[START Entries shown]

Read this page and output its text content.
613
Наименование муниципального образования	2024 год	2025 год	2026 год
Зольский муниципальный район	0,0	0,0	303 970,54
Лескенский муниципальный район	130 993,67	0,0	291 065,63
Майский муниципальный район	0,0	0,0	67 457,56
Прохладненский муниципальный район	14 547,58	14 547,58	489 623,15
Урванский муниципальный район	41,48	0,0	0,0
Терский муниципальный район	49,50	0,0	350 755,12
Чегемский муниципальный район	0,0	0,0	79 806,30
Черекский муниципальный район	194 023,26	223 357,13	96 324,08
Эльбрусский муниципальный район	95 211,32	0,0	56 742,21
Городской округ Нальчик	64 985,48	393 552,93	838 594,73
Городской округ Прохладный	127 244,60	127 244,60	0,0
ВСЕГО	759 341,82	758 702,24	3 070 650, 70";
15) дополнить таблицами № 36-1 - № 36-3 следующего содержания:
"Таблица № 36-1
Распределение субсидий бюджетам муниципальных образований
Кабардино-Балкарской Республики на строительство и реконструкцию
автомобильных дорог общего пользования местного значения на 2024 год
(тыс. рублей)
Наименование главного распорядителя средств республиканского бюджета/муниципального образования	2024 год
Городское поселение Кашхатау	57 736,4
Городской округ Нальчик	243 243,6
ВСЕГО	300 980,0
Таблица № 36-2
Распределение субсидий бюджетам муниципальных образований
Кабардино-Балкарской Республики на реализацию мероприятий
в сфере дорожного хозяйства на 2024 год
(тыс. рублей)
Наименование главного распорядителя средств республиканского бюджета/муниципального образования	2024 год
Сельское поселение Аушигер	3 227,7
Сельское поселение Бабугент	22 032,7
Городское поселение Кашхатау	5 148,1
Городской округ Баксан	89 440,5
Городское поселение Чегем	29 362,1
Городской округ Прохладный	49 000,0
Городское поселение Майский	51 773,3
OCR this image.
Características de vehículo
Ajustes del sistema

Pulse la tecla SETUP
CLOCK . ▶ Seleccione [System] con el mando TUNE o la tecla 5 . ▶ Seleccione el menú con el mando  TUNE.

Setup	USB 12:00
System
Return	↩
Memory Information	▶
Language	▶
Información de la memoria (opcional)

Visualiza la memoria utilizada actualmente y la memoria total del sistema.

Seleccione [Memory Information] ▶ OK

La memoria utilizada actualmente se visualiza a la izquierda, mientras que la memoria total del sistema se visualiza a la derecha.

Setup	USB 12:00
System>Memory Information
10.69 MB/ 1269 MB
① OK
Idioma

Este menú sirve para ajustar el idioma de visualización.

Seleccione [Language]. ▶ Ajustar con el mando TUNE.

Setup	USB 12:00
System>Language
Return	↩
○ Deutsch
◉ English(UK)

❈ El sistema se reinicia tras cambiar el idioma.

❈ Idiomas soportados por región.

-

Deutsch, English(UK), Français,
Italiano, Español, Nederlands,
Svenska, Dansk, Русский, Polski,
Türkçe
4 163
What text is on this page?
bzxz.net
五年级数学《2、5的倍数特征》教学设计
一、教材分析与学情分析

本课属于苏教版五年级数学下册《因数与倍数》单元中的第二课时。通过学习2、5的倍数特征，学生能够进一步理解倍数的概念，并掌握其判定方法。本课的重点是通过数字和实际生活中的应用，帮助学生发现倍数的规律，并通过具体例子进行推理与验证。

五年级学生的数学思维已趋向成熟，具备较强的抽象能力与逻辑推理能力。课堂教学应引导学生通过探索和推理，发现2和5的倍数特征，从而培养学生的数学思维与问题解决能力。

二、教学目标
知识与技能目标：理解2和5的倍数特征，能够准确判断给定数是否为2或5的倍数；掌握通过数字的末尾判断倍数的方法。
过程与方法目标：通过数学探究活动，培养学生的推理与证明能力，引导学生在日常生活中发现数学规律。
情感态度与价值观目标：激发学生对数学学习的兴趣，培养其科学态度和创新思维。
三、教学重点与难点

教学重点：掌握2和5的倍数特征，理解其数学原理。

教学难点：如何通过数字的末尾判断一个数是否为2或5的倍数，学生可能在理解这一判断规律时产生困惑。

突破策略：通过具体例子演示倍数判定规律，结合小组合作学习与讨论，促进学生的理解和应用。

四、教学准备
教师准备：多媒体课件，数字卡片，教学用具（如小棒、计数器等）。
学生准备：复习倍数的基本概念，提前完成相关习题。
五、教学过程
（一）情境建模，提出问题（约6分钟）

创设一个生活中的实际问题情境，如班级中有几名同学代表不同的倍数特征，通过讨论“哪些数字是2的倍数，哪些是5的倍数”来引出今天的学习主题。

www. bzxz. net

[END Entries shown]

Exercise instructions -> Retype the whole listing, matching it exactly.

Result of the task ->
Read this page and output its text content.
613
Наименование муниципального образования	2024 год	2025 год	2026 год
Зольский муниципальный район	0,0	0,0	303 970,54
Лескенский муниципальный район	130 993,67	0,0	291 065,63
Майский муниципальный район	0,0	0,0	67 457,56
Прохладненский муниципальный район	14 547,58	14 547,58	489 623,15
Урванский муниципальный район	41,48	0,0	0,0
Терский муниципальный район	49,50	0,0	350 755,12
Чегемский муниципальный район	0,0	0,0	79 806,30
Черекский муниципальный район	194 023,26	223 357,13	96 324,08
Эльбрусский муниципальный район	95 211,32	0,0	56 742,21
Городской округ Нальчик	64 985,48	393 552,93	838 594,73
Городской округ Прохладный	127 244,60	127 244,60	0,0
ВСЕГО	759 341,82	758 702,24	3 070 650, 70";
15) дополнить таблицами № 36-1 - № 36-3 следующего содержания:
"Таблица № 36-1
Распределение субсидий бюджетам муниципальных образований
Кабардино-Балкарской Республики на строительство и реконструкцию
автомобильных дорог общего пользования местного значения на 2024 год
(тыс. рублей)
Наименование главного распорядителя средств республиканского бюджета/муниципального образования	2024 год
Городское поселение Кашхатау	57 736,4
Городской округ Нальчик	243 243,6
ВСЕГО	300 980,0
Таблица № 36-2
Распределение субсидий бюджетам муниципальных образований
Кабардино-Балкарской Республики на реализацию мероприятий
в сфере дорожного хозяйства на 2024 год
(тыс. рублей)
Наименование главного распорядителя средств республиканского бюджета/муниципального образования	2024 год
Сельское поселение Аушигер	3 227,7
Сельское поселение Бабугент	22 032,7
Городское поселение Кашхатау	5 148,1
Городской округ Баксан	89 440,5
Городское поселение Чегем	29 362,1
Городской округ Прохладный	49 000,0
Городское поселение Майский	51 773,3
OCR this image.
Características de vehículo
Ajustes del sistema

Pulse la tecla SETUP
CLOCK . ▶ Seleccione [System] con el mando TUNE o la tecla 5 . ▶ Seleccione el menú con el mando  TUNE.

Setup	USB 12:00
System
Return	↩
Memory Information	▶
Language	▶
Información de la memoria (opcional)

Visualiza la memoria utilizada actualmente y la memoria total del sistema.

Seleccione [Memory Information] ▶ OK

La memoria utilizada actualmente se visualiza a la izquierda, mientras que la memoria total del sistema se visualiza a la derecha.

Setup	USB 12:00
System>Memory Information
10.69 MB/ 1269 MB
① OK
Idioma

Este menú sirve para ajustar el idioma de visualización.

Seleccione [Language]. ▶ Ajustar con el mando TUNE.

Setup	USB 12:00
System>Language
Return	↩
○ Deutsch
◉ English(UK)

❈ El sistema se reinicia tras cambiar el idioma.

❈ Idiomas soportados por región.

-

Deutsch, English(UK), Français,
Italiano, Español, Nederlands,
Svenska, Dansk, Русский, Polski,
Türkçe
4 163
What text is on this page?
bzxz.net
五年级数学《2、5的倍数特征》教学设计
一、教材分析与学情分析

本课属于苏教版五年级数学下册《因数与倍数》单元中的第二课时。通过学习2、5的倍数特征，学生能够进一步理解倍数的概念，并掌握其判定方法。本课的重点是通过数字和实际生活中的应用，帮助学生发现倍数的规律，并通过具体例子进行推理与验证。

五年级学生的数学思维已趋向成熟，具备较强的抽象能力与逻辑推理能力。课堂教学应引导学生通过探索和推理，发现2和5的倍数特征，从而培养学生的数学思维与问题解决能力。

二、教学目标
知识与技能目标：理解2和5的倍数特征，能够准确判断给定数是否为2或5的倍数；掌握通过数字的末尾判断倍数的方法。
过程与方法目标：通过数学探究活动，培养学生的推理与证明能力，引导学生在日常生活中发现数学规律。
情感态度与价值观目标：激发学生对数学学习的兴趣，培养其科学态度和创新思维。
三、教学重点与难点

教学重点：掌握2和5的倍数特征，理解其数学原理。

教学难点：如何通过数字的末尾判断一个数是否为2或5的倍数，学生可能在理解这一判断规律时产生困惑。

突破策略：通过具体例子演示倍数判定规律，结合小组合作学习与讨论，促进学生的理解和应用。

四、教学准备
教师准备：多媒体课件，数字卡片，教学用具（如小棒、计数器等）。
学生准备：复习倍数的基本概念，提前完成相关习题。
五、教学过程
（一）情境建模，提出问题（约6分钟）

创设一个生活中的实际问题情境，如班级中有几名同学代表不同的倍数特征，通过讨论“哪些数字是2的倍数，哪些是5的倍数”来引出今天的学习主题。

www. bzxz. net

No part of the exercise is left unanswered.